• What you will do:
Reproduce all of the data exactly.

• Stored data:

— BEGIN —

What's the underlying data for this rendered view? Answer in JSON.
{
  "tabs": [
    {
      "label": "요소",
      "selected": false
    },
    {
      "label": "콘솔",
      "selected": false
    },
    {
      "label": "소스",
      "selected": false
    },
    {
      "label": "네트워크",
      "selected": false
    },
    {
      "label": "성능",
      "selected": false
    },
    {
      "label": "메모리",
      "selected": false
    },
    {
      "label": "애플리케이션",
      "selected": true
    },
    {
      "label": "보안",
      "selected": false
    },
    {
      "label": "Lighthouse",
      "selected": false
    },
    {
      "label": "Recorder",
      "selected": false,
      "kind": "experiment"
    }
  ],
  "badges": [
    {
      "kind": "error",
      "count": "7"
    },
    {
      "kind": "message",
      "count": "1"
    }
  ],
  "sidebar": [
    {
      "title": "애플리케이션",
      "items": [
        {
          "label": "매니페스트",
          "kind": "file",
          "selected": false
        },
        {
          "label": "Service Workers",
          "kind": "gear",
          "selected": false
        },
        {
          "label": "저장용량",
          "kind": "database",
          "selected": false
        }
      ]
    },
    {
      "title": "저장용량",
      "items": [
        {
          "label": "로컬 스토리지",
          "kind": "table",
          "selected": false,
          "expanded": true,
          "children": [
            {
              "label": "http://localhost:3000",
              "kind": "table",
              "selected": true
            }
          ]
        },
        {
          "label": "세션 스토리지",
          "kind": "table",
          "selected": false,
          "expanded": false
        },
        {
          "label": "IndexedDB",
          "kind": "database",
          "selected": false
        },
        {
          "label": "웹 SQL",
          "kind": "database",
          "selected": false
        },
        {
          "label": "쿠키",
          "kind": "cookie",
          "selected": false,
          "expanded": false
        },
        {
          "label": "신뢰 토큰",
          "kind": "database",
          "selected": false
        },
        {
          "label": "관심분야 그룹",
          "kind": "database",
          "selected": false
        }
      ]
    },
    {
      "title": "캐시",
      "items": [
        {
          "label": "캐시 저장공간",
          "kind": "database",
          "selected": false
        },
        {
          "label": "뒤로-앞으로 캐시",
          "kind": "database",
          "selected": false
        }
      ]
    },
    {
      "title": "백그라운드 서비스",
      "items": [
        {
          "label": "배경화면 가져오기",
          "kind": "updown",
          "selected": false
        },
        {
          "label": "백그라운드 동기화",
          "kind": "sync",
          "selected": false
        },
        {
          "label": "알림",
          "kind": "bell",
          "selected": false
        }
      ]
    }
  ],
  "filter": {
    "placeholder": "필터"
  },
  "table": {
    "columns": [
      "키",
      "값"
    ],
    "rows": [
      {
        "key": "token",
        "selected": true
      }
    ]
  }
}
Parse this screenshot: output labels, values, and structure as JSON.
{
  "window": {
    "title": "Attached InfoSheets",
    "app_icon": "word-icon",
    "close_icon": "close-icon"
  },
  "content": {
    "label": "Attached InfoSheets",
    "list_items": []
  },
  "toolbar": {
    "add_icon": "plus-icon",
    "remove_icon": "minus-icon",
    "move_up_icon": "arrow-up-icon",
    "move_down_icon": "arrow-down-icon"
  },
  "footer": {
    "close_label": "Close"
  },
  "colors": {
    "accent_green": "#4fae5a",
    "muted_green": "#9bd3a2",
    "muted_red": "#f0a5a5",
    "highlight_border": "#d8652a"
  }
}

— END —

• Response to this exercise:
What's the underlying data for this rendered view? Answer in JSON.
{
  "tabs": [
    {
      "label": "요소",
      "selected": false
    },
    {
      "label": "콘솔",
      "selected": false
    },
    {
      "label": "소스",
      "selected": false
    },
    {
      "label": "네트워크",
      "selected": false
    },
    {
      "label": "성능",
      "selected": false
    },
    {
      "label": "메모리",
      "selected": false
    },
    {
      "label": "애플리케이션",
      "selected": true
    },
    {
      "label": "보안",
      "selected": false
    },
    {
      "label": "Lighthouse",
      "selected": false
    },
    {
      "label": "Recorder",
      "selected": false,
      "kind": "experiment"
    }
  ],
  "badges": [
    {
      "kind": "error",
      "count": "7"
    },
    {
      "kind": "message",
      "count": "1"
    }
  ],
  "sidebar": [
    {
      "title": "애플리케이션",
      "items": [
        {
          "label": "매니페스트",
          "kind": "file",
          "selected": false
        },
        {
          "label": "Service Workers",
          "kind": "gear",
          "selected": false
        },
        {
          "label": "저장용량",
          "kind": "database",
          "selected": false
        }
      ]
    },
    {
      "title": "저장용량",
      "items": [
        {
          "label": "로컬 스토리지",
          "kind": "table",
          "selected": false,
          "expanded": true,
          "children": [
            {
              "label": "http://localhost:3000",
              "kind": "table",
              "selected": true
            }
          ]
        },
        {
          "label": "세션 스토리지",
          "kind": "table",
          "selected": false,
          "expanded": false
        },
        {
          "label": "IndexedDB",
          "kind": "database",
          "selected": false
        },
        {
          "label": "웹 SQL",
          "kind": "database",
          "selected": false
        },
        {
          "label": "쿠키",
          "kind": "cookie",
          "selected": false,
          "expanded": false
        },
        {
          "label": "신뢰 토큰",
          "kind": "database",
          "selected": false
        },
        {
          "label": "관심분야 그룹",
          "kind": "database",
          "selected": false
        }
      ]
    },
    {
      "title": "캐시",
      "items": [
        {
          "label": "캐시 저장공간",
          "kind": "database",
          "selected": false
        },
        {
          "label": "뒤로-앞으로 캐시",
          "kind": "database",
          "selected": false
        }
      ]
    },
    {
      "title": "백그라운드 서비스",
      "items": [
        {
          "label": "배경화면 가져오기",
          "kind": "updown",
          "selected": false
        },
        {
          "label": "백그라운드 동기화",
          "kind": "sync",
          "selected": false
        },
        {
          "label": "알림",
          "kind": "bell",
          "selected": false
        }
      ]
    }
  ],
  "filter": {
    "placeholder": "필터"
  },
  "table": {
    "columns": [
      "키",
      "값"
    ],
    "rows": [
      {
        "key": "token",
        "selected": true
      }
    ]
  }
}
Parse this screenshot: output labels, values, and structure as JSON.
{
  "window": {
    "title": "Attached InfoSheets",
    "app_icon": "word-icon",
    "close_icon": "close-icon"
  },
  "content": {
    "label": "Attached InfoSheets",
    "list_items": []
  },
  "toolbar": {
    "add_icon": "plus-icon",
    "remove_icon": "minus-icon",
    "move_up_icon": "arrow-up-icon",
    "move_down_icon": "arrow-down-icon"
  },
  "footer": {
    "close_label": "Close"
  },
  "colors": {
    "accent_green": "#4fae5a",
    "muted_green": "#9bd3a2",
    "muted_red": "#f0a5a5",
    "highlight_border": "#d8652a"
  }
}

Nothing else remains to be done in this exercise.